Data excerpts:
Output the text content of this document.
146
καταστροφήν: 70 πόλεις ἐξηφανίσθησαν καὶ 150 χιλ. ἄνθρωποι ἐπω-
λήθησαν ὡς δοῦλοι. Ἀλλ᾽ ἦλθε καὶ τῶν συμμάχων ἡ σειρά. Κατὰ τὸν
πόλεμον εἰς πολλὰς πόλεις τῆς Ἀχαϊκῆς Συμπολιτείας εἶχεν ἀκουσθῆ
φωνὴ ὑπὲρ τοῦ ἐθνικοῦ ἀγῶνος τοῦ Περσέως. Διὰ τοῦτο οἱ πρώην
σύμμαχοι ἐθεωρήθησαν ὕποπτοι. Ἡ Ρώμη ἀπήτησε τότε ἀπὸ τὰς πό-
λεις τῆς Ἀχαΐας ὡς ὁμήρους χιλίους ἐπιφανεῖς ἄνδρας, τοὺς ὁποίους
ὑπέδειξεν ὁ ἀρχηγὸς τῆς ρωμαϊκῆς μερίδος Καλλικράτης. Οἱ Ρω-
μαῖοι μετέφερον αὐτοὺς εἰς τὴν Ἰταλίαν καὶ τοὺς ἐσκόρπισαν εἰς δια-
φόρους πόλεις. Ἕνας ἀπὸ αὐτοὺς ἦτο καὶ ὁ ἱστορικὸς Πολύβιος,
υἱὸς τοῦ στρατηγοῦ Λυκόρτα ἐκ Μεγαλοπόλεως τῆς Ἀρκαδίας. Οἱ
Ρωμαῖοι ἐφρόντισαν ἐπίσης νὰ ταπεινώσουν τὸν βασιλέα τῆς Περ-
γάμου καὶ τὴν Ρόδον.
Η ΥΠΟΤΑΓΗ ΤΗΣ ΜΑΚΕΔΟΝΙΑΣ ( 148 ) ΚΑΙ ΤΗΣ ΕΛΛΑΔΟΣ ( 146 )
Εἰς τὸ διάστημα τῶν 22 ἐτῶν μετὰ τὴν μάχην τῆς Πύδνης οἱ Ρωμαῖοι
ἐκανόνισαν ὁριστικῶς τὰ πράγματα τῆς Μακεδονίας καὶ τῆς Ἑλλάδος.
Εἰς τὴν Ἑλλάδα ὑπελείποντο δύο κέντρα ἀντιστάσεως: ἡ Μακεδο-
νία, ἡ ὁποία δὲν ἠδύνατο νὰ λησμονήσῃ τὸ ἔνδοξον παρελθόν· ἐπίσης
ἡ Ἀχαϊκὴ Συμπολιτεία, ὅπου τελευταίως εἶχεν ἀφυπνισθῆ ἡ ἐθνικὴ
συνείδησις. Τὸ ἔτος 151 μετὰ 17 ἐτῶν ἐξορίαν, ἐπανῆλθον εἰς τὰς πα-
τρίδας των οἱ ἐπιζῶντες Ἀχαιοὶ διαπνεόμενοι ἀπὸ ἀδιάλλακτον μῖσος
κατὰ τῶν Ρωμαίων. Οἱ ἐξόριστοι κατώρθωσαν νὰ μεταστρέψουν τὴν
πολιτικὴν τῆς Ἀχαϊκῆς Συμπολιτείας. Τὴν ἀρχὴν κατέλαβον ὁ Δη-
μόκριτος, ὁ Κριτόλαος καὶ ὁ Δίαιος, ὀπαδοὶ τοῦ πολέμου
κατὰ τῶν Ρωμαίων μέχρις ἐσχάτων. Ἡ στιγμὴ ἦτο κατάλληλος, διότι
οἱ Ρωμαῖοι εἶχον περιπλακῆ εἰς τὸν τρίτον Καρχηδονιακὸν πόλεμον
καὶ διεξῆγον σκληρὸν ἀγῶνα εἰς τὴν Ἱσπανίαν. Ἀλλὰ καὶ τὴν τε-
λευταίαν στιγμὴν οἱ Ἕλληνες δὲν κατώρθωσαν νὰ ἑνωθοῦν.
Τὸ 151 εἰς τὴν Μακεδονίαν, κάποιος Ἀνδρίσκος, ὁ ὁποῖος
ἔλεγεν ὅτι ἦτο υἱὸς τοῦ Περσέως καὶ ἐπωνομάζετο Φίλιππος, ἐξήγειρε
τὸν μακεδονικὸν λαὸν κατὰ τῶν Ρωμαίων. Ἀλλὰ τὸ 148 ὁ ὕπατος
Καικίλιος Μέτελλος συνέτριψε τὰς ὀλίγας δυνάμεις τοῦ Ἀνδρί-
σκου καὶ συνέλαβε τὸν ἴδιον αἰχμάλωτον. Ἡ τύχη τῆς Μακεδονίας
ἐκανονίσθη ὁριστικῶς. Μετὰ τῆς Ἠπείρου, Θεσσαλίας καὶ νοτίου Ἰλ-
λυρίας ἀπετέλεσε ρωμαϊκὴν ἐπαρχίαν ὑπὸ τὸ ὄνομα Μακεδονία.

Given problem =>
Please reproduce all of the entries exactly as they stand.

Written solution =>
Output the text content of this document.
146
καταστροφήν: 70 πόλεις ἐξηφανίσθησαν καὶ 150 χιλ. ἄνθρωποι ἐπω-
λήθησαν ὡς δοῦλοι. Ἀλλ᾽ ἦλθε καὶ τῶν συμμάχων ἡ σειρά. Κατὰ τὸν
πόλεμον εἰς πολλὰς πόλεις τῆς Ἀχαϊκῆς Συμπολιτείας εἶχεν ἀκουσθῆ
φωνὴ ὑπὲρ τοῦ ἐθνικοῦ ἀγῶνος τοῦ Περσέως. Διὰ τοῦτο οἱ πρώην
σύμμαχοι ἐθεωρήθησαν ὕποπτοι. Ἡ Ρώμη ἀπήτησε τότε ἀπὸ τὰς πό-
λεις τῆς Ἀχαΐας ὡς ὁμήρους χιλίους ἐπιφανεῖς ἄνδρας, τοὺς ὁποίους
ὑπέδειξεν ὁ ἀρχηγὸς τῆς ρωμαϊκῆς μερίδος Καλλικράτης. Οἱ Ρω-
μαῖοι μετέφερον αὐτοὺς εἰς τὴν Ἰταλίαν καὶ τοὺς ἐσκόρπισαν εἰς δια-
φόρους πόλεις. Ἕνας ἀπὸ αὐτοὺς ἦτο καὶ ὁ ἱστορικὸς Πολύβιος,
υἱὸς τοῦ στρατηγοῦ Λυκόρτα ἐκ Μεγαλοπόλεως τῆς Ἀρκαδίας. Οἱ
Ρωμαῖοι ἐφρόντισαν ἐπίσης νὰ ταπεινώσουν τὸν βασιλέα τῆς Περ-
γάμου καὶ τὴν Ρόδον.
Η ΥΠΟΤΑΓΗ ΤΗΣ ΜΑΚΕΔΟΝΙΑΣ ( 148 ) ΚΑΙ ΤΗΣ ΕΛΛΑΔΟΣ ( 146 )
Εἰς τὸ διάστημα τῶν 22 ἐτῶν μετὰ τὴν μάχην τῆς Πύδνης οἱ Ρωμαῖοι
ἐκανόνισαν ὁριστικῶς τὰ πράγματα τῆς Μακεδονίας καὶ τῆς Ἑλλάδος.
Εἰς τὴν Ἑλλάδα ὑπελείποντο δύο κέντρα ἀντιστάσεως: ἡ Μακεδο-
νία, ἡ ὁποία δὲν ἠδύνατο νὰ λησμονήσῃ τὸ ἔνδοξον παρελθόν· ἐπίσης
ἡ Ἀχαϊκὴ Συμπολιτεία, ὅπου τελευταίως εἶχεν ἀφυπνισθῆ ἡ ἐθνικὴ
συνείδησις. Τὸ ἔτος 151 μετὰ 17 ἐτῶν ἐξορίαν, ἐπανῆλθον εἰς τὰς πα-
τρίδας των οἱ ἐπιζῶντες Ἀχαιοὶ διαπνεόμενοι ἀπὸ ἀδιάλλακτον μῖσος
κατὰ τῶν Ρωμαίων. Οἱ ἐξόριστοι κατώρθωσαν νὰ μεταστρέψουν τὴν
πολιτικὴν τῆς Ἀχαϊκῆς Συμπολιτείας. Τὴν ἀρχὴν κατέλαβον ὁ Δη-
μόκριτος, ὁ Κριτόλαος καὶ ὁ Δίαιος, ὀπαδοὶ τοῦ πολέμου
κατὰ τῶν Ρωμαίων μέχρις ἐσχάτων. Ἡ στιγμὴ ἦτο κατάλληλος, διότι
οἱ Ρωμαῖοι εἶχον περιπλακῆ εἰς τὸν τρίτον Καρχηδονιακὸν πόλεμον
καὶ διεξῆγον σκληρὸν ἀγῶνα εἰς τὴν Ἱσπανίαν. Ἀλλὰ καὶ τὴν τε-
λευταίαν στιγμὴν οἱ Ἕλληνες δὲν κατώρθωσαν νὰ ἑνωθοῦν.
Τὸ 151 εἰς τὴν Μακεδονίαν, κάποιος Ἀνδρίσκος, ὁ ὁποῖος
ἔλεγεν ὅτι ἦτο υἱὸς τοῦ Περσέως καὶ ἐπωνομάζετο Φίλιππος, ἐξήγειρε
τὸν μακεδονικὸν λαὸν κατὰ τῶν Ρωμαίων. Ἀλλὰ τὸ 148 ὁ ὕπατος
Καικίλιος Μέτελλος συνέτριψε τὰς ὀλίγας δυνάμεις τοῦ Ἀνδρί-
σκου καὶ συνέλαβε τὸν ἴδιον αἰχμάλωτον. Ἡ τύχη τῆς Μακεδονίας
ἐκανονίσθη ὁριστικῶς. Μετὰ τῆς Ἠπείρου, Θεσσαλίας καὶ νοτίου Ἰλ-
λυρίας ἀπετέλεσε ρωμαϊκὴν ἐπαρχίαν ὑπὸ τὸ ὄνομα Μακεδονία.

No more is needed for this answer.